• **EXERCISE**: In the records that follow, locate every line with "OXYGEN" and extract it.

• **EXTRACTED DATA**:
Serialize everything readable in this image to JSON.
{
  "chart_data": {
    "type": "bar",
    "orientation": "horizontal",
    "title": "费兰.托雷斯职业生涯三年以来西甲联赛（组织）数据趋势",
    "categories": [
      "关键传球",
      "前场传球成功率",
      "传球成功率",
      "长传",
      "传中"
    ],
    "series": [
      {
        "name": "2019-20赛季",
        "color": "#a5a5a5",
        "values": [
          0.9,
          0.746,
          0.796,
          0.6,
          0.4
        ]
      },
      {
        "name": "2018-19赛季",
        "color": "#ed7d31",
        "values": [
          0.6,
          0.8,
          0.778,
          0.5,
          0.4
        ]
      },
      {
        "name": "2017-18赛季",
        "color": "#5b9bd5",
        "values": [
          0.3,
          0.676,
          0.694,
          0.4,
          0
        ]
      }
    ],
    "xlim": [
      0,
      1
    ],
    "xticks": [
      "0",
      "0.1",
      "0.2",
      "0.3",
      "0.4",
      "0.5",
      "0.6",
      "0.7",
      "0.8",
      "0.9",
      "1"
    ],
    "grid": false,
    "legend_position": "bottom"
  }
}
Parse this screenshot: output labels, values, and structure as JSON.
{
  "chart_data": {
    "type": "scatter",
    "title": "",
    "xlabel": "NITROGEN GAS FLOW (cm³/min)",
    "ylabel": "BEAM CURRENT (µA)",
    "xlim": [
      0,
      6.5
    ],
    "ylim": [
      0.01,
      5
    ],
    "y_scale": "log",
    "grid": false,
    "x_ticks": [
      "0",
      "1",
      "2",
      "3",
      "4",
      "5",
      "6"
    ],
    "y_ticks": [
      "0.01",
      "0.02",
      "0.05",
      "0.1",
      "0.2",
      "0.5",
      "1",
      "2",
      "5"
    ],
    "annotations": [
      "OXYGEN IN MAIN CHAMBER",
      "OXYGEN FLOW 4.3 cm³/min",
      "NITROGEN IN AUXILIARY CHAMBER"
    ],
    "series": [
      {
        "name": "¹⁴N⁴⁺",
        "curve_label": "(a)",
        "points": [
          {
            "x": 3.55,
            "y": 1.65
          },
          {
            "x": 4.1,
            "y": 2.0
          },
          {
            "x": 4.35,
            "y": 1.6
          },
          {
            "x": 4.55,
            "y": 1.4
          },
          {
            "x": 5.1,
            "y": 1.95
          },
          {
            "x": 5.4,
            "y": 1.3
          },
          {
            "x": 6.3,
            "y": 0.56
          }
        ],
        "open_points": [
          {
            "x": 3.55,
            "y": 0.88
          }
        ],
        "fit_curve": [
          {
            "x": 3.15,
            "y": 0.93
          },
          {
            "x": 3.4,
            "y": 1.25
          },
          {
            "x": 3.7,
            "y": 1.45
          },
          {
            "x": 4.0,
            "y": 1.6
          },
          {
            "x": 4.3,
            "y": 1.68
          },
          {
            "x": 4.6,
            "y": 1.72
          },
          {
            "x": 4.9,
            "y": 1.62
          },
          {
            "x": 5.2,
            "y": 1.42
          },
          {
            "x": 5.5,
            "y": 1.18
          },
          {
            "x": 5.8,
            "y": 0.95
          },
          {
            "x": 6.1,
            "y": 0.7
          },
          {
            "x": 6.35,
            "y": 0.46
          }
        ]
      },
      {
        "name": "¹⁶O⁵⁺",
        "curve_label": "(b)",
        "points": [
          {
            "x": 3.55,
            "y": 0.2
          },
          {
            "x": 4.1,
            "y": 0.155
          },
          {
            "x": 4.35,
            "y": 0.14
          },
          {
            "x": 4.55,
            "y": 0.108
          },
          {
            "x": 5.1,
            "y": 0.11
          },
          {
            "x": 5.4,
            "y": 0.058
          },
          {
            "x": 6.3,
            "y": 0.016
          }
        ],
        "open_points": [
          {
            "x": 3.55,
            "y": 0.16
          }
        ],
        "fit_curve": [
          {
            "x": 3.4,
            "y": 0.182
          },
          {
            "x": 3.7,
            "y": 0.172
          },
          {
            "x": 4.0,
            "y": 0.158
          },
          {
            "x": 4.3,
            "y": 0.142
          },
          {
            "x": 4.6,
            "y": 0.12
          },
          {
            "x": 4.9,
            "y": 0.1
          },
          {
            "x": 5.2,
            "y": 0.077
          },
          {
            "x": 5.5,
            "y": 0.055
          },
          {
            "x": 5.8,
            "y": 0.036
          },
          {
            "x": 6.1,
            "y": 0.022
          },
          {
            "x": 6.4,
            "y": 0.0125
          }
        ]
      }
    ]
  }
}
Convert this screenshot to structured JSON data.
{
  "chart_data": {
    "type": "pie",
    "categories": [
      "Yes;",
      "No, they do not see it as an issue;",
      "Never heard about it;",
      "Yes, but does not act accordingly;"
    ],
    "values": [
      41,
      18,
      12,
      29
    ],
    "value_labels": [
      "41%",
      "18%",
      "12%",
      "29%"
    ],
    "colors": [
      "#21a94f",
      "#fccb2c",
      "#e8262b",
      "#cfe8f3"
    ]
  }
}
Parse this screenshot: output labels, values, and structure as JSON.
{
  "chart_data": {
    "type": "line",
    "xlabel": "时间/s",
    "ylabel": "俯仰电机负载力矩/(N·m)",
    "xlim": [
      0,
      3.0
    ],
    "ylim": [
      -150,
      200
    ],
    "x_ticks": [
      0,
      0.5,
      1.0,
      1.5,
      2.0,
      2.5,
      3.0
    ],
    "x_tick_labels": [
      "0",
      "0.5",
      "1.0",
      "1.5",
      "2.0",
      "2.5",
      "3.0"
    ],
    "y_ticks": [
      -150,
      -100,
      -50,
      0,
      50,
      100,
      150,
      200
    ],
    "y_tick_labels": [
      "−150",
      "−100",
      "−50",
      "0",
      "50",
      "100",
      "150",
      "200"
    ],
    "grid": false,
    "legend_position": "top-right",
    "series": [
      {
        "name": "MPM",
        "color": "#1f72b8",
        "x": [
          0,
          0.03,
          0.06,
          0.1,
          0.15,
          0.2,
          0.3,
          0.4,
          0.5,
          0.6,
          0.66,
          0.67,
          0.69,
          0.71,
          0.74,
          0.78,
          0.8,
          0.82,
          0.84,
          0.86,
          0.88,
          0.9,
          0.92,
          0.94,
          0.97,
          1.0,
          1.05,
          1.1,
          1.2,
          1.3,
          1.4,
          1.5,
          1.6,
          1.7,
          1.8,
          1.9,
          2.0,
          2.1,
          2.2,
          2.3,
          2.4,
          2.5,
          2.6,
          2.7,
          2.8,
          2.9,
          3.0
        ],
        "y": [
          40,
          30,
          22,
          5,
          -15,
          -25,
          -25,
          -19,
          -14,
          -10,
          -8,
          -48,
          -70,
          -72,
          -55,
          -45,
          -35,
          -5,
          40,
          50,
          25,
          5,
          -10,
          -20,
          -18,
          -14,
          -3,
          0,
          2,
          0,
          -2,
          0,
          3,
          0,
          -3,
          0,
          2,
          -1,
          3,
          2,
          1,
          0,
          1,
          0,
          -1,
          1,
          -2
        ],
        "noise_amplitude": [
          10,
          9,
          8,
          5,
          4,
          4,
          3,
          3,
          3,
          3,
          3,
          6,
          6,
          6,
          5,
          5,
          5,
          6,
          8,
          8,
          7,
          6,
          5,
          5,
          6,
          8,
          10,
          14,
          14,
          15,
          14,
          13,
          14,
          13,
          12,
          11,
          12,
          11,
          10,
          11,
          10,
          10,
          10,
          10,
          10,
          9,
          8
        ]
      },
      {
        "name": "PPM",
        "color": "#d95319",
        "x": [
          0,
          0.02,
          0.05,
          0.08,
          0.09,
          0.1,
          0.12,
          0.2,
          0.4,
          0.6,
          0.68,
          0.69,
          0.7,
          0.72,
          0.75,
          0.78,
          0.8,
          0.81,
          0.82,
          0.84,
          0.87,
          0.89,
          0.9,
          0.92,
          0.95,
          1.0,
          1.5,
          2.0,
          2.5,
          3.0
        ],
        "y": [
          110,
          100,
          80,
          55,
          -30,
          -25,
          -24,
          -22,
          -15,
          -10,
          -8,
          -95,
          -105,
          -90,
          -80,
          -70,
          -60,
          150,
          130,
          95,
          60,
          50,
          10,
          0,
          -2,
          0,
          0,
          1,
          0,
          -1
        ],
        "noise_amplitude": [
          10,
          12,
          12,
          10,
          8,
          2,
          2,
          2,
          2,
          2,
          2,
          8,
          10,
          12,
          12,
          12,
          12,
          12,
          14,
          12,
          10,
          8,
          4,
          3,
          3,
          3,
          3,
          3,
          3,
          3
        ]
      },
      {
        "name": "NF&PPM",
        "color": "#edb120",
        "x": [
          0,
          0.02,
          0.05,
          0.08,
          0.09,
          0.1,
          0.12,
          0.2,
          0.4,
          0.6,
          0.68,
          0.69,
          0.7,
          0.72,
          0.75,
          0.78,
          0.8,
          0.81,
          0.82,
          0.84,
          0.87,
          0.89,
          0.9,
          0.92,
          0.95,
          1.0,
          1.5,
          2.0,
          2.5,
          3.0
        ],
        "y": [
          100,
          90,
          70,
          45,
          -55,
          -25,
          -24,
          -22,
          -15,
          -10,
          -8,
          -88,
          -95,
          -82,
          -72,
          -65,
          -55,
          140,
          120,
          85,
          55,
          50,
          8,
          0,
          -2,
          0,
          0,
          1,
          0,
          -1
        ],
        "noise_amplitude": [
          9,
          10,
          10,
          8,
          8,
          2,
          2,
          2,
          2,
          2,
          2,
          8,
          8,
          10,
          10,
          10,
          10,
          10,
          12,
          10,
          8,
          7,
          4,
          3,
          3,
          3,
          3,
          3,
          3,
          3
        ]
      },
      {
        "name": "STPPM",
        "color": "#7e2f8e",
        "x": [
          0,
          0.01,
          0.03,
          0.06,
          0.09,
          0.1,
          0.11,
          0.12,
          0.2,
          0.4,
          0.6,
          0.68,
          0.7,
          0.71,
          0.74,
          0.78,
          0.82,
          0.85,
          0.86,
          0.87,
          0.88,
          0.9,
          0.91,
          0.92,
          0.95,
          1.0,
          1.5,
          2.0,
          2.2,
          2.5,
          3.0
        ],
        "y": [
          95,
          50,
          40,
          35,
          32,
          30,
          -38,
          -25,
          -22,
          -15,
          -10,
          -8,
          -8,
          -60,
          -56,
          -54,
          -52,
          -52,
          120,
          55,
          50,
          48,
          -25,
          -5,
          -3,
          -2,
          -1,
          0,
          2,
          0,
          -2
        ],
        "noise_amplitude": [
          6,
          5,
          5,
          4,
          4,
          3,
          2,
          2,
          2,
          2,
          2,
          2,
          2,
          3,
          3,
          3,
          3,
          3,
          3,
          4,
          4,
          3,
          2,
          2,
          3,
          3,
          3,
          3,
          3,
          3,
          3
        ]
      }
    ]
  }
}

• **COMPLETED TASK**:
      "OXYGEN IN MAIN CHAMBER",
      "OXYGEN FLOW 4.3 cm³/min",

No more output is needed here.